# WORK INSTRUCTIONS
In your copy, reproduce the entries exactly as they are, minus the images.

# RECORD LIST

## start

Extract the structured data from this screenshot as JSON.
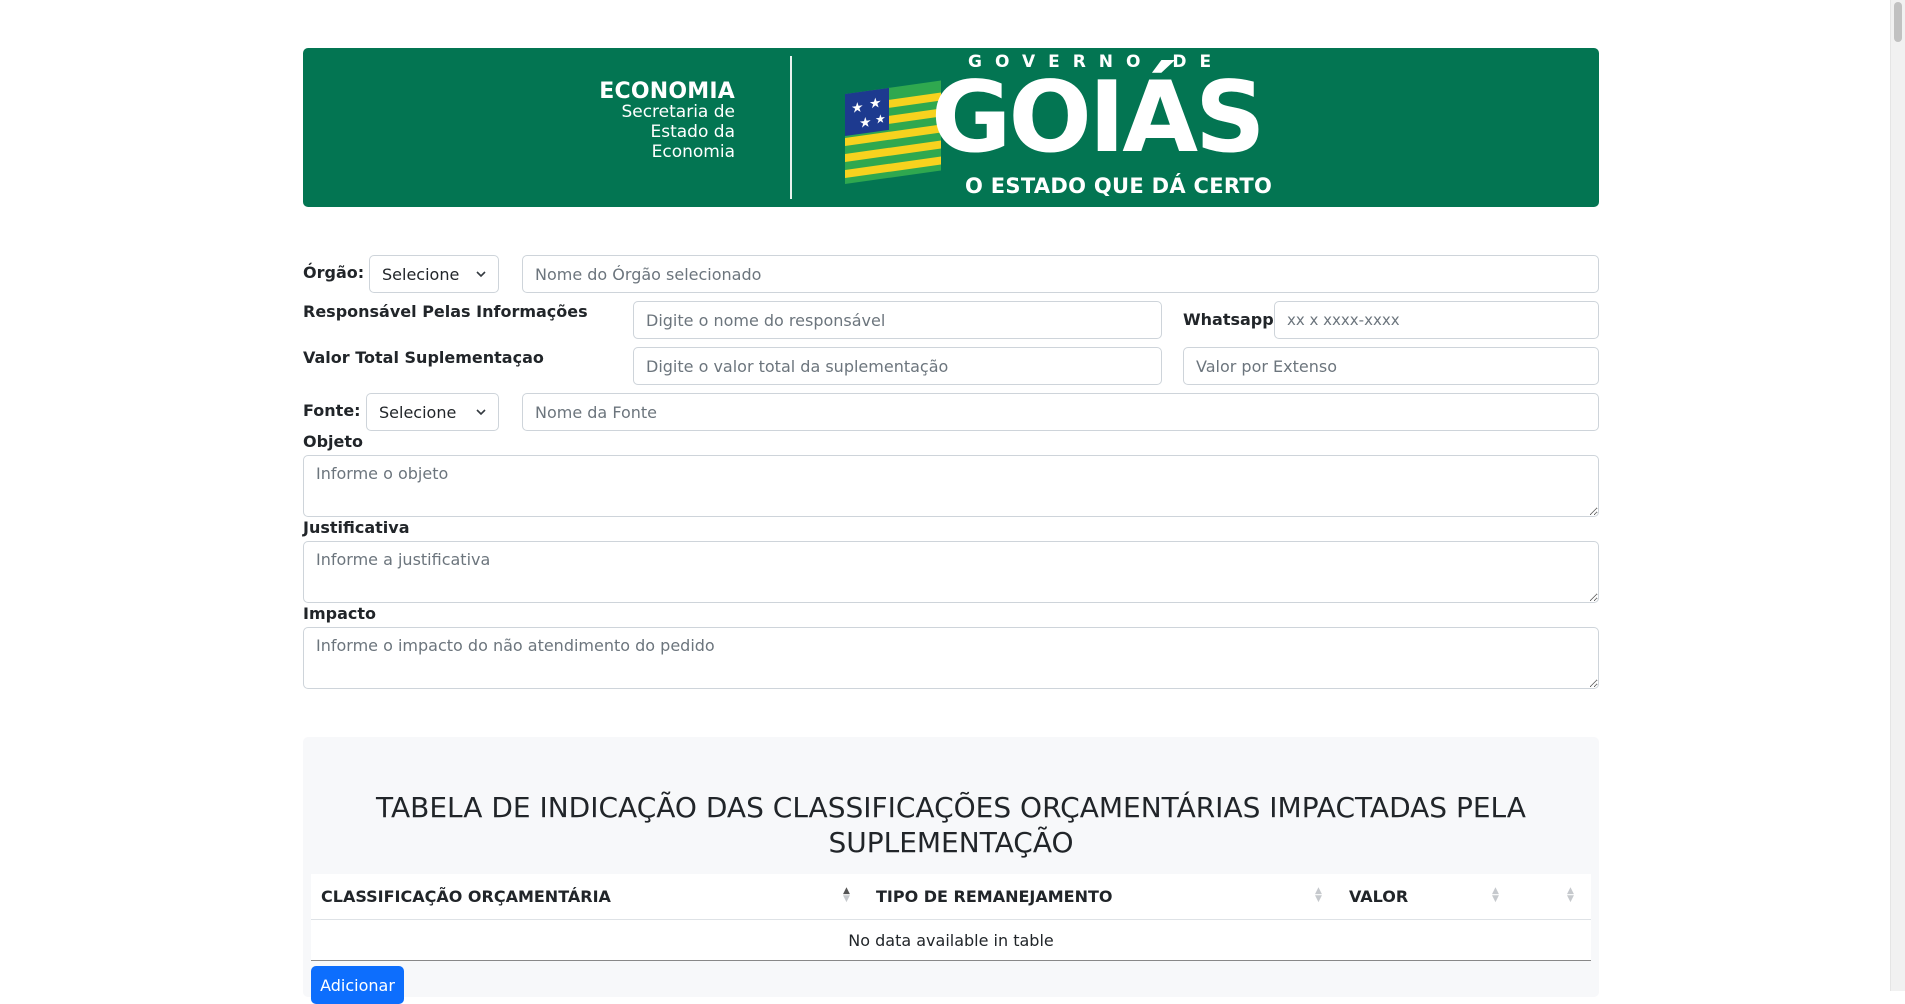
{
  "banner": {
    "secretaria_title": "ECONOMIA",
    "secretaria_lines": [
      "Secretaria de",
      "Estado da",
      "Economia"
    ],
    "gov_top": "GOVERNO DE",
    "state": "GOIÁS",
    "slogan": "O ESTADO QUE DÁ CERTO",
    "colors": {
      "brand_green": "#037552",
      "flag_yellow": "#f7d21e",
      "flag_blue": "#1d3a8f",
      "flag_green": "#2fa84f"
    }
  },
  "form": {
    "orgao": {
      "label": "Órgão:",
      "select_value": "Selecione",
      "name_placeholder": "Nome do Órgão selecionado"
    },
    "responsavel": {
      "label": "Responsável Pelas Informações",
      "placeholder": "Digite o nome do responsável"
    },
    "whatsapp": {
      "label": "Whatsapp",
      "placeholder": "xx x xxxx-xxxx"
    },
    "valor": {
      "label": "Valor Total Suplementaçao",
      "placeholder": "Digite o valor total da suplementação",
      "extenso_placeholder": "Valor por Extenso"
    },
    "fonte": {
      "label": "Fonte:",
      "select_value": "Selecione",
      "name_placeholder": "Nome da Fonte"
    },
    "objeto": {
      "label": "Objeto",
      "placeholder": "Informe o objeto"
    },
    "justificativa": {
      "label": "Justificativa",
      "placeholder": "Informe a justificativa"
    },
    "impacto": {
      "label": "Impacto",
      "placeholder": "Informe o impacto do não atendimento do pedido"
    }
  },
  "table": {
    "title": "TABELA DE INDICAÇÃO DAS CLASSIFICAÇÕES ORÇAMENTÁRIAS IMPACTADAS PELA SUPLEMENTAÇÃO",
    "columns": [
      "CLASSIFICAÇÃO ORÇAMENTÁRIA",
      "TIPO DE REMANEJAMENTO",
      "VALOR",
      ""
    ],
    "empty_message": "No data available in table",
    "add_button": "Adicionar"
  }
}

## end

# THE OUTPUT
Extract the structured data from this screenshot as JSON.
{
  "banner": {
    "secretaria_title": "ECONOMIA",
    "secretaria_lines": [
      "Secretaria de",
      "Estado da",
      "Economia"
    ],
    "gov_top": "GOVERNO DE",
    "state": "GOIÁS",
    "slogan": "O ESTADO QUE DÁ CERTO",
    "colors": {
      "brand_green": "#037552",
      "flag_yellow": "#f7d21e",
      "flag_blue": "#1d3a8f",
      "flag_green": "#2fa84f"
    }
  },
  "form": {
    "orgao": {
      "label": "Órgão:",
      "select_value": "Selecione",
      "name_placeholder": "Nome do Órgão selecionado"
    },
    "responsavel": {
      "label": "Responsável Pelas Informações",
      "placeholder": "Digite o nome do responsável"
    },
    "whatsapp": {
      "label": "Whatsapp",
      "placeholder": "xx x xxxx-xxxx"
    },
    "valor": {
      "label": "Valor Total Suplementaçao",
      "placeholder": "Digite o valor total da suplementação",
      "extenso_placeholder": "Valor por Extenso"
    },
    "fonte": {
      "label": "Fonte:",
      "select_value": "Selecione",
      "name_placeholder": "Nome da Fonte"
    },
    "objeto": {
      "label": "Objeto",
      "placeholder": "Informe o objeto"
    },
    "justificativa": {
      "label": "Justificativa",
      "placeholder": "Informe a justificativa"
    },
    "impacto": {
      "label": "Impacto",
      "placeholder": "Informe o impacto do não atendimento do pedido"
    }
  },
  "table": {
    "title": "TABELA DE INDICAÇÃO DAS CLASSIFICAÇÕES ORÇAMENTÁRIAS IMPACTADAS PELA SUPLEMENTAÇÃO",
    "columns": [
      "CLASSIFICAÇÃO ORÇAMENTÁRIA",
      "TIPO DE REMANEJAMENTO",
      "VALOR",
      ""
    ],
    "empty_message": "No data available in table",
    "add_button": "Adicionar"
  }
}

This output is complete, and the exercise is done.